• _WHAT THE TASK ASKS_:
Could you quote all of the material below word for word, keeping every line in its original order?
▶
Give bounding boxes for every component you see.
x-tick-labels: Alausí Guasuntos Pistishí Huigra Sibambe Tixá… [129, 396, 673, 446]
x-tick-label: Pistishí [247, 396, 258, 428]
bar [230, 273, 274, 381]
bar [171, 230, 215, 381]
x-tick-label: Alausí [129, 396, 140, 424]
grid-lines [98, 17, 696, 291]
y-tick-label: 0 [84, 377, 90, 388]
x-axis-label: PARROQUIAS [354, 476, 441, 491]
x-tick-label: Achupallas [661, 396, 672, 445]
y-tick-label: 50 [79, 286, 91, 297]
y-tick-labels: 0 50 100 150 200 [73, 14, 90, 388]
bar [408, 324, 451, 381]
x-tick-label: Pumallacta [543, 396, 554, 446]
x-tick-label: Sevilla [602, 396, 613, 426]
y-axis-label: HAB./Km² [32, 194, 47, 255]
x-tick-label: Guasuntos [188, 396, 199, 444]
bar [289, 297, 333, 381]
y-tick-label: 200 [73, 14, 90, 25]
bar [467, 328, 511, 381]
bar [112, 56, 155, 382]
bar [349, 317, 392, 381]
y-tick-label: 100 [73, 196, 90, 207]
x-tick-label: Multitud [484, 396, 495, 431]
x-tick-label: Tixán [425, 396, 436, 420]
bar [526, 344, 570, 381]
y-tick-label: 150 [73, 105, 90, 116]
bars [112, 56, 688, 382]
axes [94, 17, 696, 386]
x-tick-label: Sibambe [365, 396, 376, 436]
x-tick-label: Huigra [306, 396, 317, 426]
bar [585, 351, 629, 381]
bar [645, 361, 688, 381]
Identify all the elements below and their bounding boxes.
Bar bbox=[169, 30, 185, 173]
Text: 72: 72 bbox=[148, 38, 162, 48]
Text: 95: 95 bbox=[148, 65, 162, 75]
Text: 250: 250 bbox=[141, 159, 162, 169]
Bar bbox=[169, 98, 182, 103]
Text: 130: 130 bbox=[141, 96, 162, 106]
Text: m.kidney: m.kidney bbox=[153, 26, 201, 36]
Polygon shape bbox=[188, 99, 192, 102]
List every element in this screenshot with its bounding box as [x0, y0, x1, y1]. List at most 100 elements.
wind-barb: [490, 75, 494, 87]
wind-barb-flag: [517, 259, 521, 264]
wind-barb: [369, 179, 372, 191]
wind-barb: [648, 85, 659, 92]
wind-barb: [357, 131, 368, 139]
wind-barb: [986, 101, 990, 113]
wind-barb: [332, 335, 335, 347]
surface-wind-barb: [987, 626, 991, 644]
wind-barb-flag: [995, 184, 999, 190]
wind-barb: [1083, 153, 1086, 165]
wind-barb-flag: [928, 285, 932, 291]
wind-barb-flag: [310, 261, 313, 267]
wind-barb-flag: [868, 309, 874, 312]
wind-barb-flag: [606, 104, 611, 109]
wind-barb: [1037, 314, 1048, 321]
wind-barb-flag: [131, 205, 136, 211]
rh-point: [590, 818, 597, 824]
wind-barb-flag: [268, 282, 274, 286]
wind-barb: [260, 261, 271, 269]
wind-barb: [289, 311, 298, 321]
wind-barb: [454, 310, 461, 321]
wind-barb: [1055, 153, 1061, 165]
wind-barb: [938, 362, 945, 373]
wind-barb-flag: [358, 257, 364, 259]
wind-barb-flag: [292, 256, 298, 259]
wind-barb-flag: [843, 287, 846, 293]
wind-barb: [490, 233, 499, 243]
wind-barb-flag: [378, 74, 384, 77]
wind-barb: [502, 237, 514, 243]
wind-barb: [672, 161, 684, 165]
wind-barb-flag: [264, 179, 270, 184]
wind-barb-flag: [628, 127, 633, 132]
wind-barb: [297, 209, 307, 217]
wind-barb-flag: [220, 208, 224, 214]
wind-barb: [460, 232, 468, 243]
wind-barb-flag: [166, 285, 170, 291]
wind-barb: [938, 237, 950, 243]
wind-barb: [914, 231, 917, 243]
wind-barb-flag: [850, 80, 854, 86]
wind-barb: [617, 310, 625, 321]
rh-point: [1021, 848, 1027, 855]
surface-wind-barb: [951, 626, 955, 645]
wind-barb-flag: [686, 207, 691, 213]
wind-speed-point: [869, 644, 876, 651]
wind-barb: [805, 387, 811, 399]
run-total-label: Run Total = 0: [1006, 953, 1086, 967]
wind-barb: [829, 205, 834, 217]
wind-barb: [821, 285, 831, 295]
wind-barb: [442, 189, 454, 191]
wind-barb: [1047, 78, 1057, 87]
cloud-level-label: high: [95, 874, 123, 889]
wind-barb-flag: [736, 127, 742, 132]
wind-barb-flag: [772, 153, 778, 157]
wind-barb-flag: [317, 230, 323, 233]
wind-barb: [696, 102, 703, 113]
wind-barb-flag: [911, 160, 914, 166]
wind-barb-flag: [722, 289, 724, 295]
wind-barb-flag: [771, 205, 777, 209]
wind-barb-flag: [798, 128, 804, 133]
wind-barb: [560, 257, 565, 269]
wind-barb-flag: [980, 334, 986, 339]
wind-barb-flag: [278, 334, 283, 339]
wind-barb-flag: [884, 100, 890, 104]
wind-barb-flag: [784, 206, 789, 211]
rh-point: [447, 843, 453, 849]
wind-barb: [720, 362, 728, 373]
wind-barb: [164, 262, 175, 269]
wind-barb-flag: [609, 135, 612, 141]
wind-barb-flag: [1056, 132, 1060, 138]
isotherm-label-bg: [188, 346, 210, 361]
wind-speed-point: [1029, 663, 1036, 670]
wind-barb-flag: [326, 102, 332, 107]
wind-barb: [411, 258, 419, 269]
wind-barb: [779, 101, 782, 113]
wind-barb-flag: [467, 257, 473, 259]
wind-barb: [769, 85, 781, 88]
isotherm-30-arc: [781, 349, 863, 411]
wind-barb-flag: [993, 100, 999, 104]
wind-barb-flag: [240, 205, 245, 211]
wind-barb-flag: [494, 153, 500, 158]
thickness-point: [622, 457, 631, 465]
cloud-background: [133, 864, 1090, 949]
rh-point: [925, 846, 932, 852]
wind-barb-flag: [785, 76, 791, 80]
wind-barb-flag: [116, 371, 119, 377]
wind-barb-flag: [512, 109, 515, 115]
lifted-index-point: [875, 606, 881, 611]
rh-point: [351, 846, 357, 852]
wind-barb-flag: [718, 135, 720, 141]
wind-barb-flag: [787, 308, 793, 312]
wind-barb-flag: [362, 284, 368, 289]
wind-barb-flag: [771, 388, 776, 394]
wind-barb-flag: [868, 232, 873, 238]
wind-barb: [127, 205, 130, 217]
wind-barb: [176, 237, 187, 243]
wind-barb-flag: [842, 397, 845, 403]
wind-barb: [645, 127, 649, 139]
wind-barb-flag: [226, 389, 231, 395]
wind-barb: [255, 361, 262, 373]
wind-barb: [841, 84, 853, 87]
◀
• _SOLUTION TO THE PROBLEM_:
Give bounding boxes for every component you see.
x-tick-labels: Alausí Guasuntos Pistishí Huigra Sibambe Tixá… [129, 396, 673, 446]
x-tick-label: Pistishí [247, 396, 258, 428]
bar [230, 273, 274, 381]
bar [171, 230, 215, 381]
x-tick-label: Alausí [129, 396, 140, 424]
grid-lines [98, 17, 696, 291]
y-tick-label: 0 [84, 377, 90, 388]
x-axis-label: PARROQUIAS [354, 476, 441, 491]
x-tick-label: Achupallas [661, 396, 672, 445]
y-tick-label: 50 [79, 286, 91, 297]
y-tick-labels: 0 50 100 150 200 [73, 14, 90, 388]
bar [408, 324, 451, 381]
x-tick-label: Pumallacta [543, 396, 554, 446]
x-tick-label: Sevilla [602, 396, 613, 426]
y-axis-label: HAB./Km² [32, 194, 47, 255]
x-tick-label: Guasuntos [188, 396, 199, 444]
bar [289, 297, 333, 381]
y-tick-label: 200 [73, 14, 90, 25]
bar [467, 328, 511, 381]
bar [112, 56, 155, 382]
bar [349, 317, 392, 381]
y-tick-label: 100 [73, 196, 90, 207]
x-tick-label: Multitud [484, 396, 495, 431]
x-tick-label: Tixán [425, 396, 436, 420]
bar [526, 344, 570, 381]
y-tick-label: 150 [73, 105, 90, 116]
bars [112, 56, 688, 382]
axes [94, 17, 696, 386]
x-tick-label: Sibambe [365, 396, 376, 436]
x-tick-label: Huigra [306, 396, 317, 426]
bar [585, 351, 629, 381]
bar [645, 361, 688, 381]
Identify all the elements below and their bounding boxes.
Bar bbox=[169, 30, 185, 173]
Text: 72: 72 bbox=[148, 38, 162, 48]
Text: 95: 95 bbox=[148, 65, 162, 75]
Text: 250: 250 bbox=[141, 159, 162, 169]
Bar bbox=[169, 98, 182, 103]
Text: 130: 130 bbox=[141, 96, 162, 106]
Text: m.kidney: m.kidney bbox=[153, 26, 201, 36]
Polygon shape bbox=[188, 99, 192, 102]
List every element in this screenshot with its bounding box as [x0, y0, x1, y1]. List at most 100 elements.
wind-barb: [490, 75, 494, 87]
wind-barb-flag: [517, 259, 521, 264]
wind-barb: [369, 179, 372, 191]
wind-barb: [648, 85, 659, 92]
wind-barb: [357, 131, 368, 139]
wind-barb: [986, 101, 990, 113]
wind-barb: [332, 335, 335, 347]
surface-wind-barb: [987, 626, 991, 644]
wind-barb-flag: [995, 184, 999, 190]
wind-barb: [1083, 153, 1086, 165]
wind-barb-flag: [928, 285, 932, 291]
wind-barb-flag: [310, 261, 313, 267]
wind-barb-flag: [868, 309, 874, 312]
wind-barb-flag: [606, 104, 611, 109]
wind-barb: [1037, 314, 1048, 321]
wind-barb-flag: [131, 205, 136, 211]
rh-point: [590, 818, 597, 824]
wind-barb-flag: [268, 282, 274, 286]
wind-barb: [260, 261, 271, 269]
wind-barb: [289, 311, 298, 321]
wind-barb: [454, 310, 461, 321]
wind-barb: [1055, 153, 1061, 165]
wind-barb: [938, 362, 945, 373]
wind-barb-flag: [358, 257, 364, 259]
wind-barb-flag: [292, 256, 298, 259]
wind-barb-flag: [843, 287, 846, 293]
wind-barb: [490, 233, 499, 243]
wind-barb-flag: [378, 74, 384, 77]
wind-barb: [502, 237, 514, 243]
wind-barb: [672, 161, 684, 165]
wind-barb-flag: [264, 179, 270, 184]
wind-barb-flag: [628, 127, 633, 132]
wind-barb: [297, 209, 307, 217]
wind-barb-flag: [220, 208, 224, 214]
wind-barb: [460, 232, 468, 243]
wind-barb-flag: [166, 285, 170, 291]
wind-barb: [938, 237, 950, 243]
wind-barb: [914, 231, 917, 243]
wind-barb-flag: [850, 80, 854, 86]
wind-barb: [617, 310, 625, 321]
rh-point: [1021, 848, 1027, 855]
surface-wind-barb: [951, 626, 955, 645]
wind-barb-flag: [686, 207, 691, 213]
wind-speed-point: [869, 644, 876, 651]
wind-barb: [805, 387, 811, 399]
run-total-label: Run Total = 0: [1006, 953, 1086, 967]
wind-barb: [829, 205, 834, 217]
wind-barb: [821, 285, 831, 295]
wind-barb: [442, 189, 454, 191]
wind-barb: [1047, 78, 1057, 87]
cloud-level-label: high: [95, 874, 123, 889]
wind-barb-flag: [736, 127, 742, 132]
wind-barb-flag: [772, 153, 778, 157]
wind-barb-flag: [317, 230, 323, 233]
wind-barb: [696, 102, 703, 113]
wind-barb-flag: [911, 160, 914, 166]
wind-barb-flag: [722, 289, 724, 295]
wind-barb-flag: [771, 205, 777, 209]
wind-barb-flag: [798, 128, 804, 133]
wind-barb: [560, 257, 565, 269]
wind-barb-flag: [980, 334, 986, 339]
wind-barb-flag: [278, 334, 283, 339]
wind-barb-flag: [884, 100, 890, 104]
wind-barb-flag: [784, 206, 789, 211]
rh-point: [447, 843, 453, 849]
wind-barb: [720, 362, 728, 373]
wind-barb: [164, 262, 175, 269]
wind-barb-flag: [609, 135, 612, 141]
wind-barb-flag: [1056, 132, 1060, 138]
isotherm-label-bg: [188, 346, 210, 361]
wind-speed-point: [1029, 663, 1036, 670]
wind-barb-flag: [326, 102, 332, 107]
wind-barb: [411, 258, 419, 269]
wind-barb: [779, 101, 782, 113]
wind-barb-flag: [467, 257, 473, 259]
wind-barb: [769, 85, 781, 88]
isotherm-30-arc: [781, 349, 863, 411]
wind-barb-flag: [993, 100, 999, 104]
wind-barb-flag: [240, 205, 245, 211]
wind-barb-flag: [494, 153, 500, 158]
thickness-point: [622, 457, 631, 465]
cloud-background: [133, 864, 1090, 949]
rh-point: [925, 846, 932, 852]
wind-barb-flag: [785, 76, 791, 80]
wind-barb-flag: [116, 371, 119, 377]
wind-barb-flag: [512, 109, 515, 115]
lifted-index-point: [875, 606, 881, 611]
rh-point: [351, 846, 357, 852]
wind-barb-flag: [718, 135, 720, 141]
wind-barb-flag: [787, 308, 793, 312]
wind-barb-flag: [362, 284, 368, 289]
wind-barb-flag: [771, 388, 776, 394]
wind-barb-flag: [868, 232, 873, 238]
wind-barb: [127, 205, 130, 217]
wind-barb: [176, 237, 187, 243]
wind-barb-flag: [842, 397, 845, 403]
wind-barb: [645, 127, 649, 139]
wind-barb-flag: [226, 389, 231, 395]
wind-barb: [255, 361, 262, 373]
wind-barb: [841, 84, 853, 87]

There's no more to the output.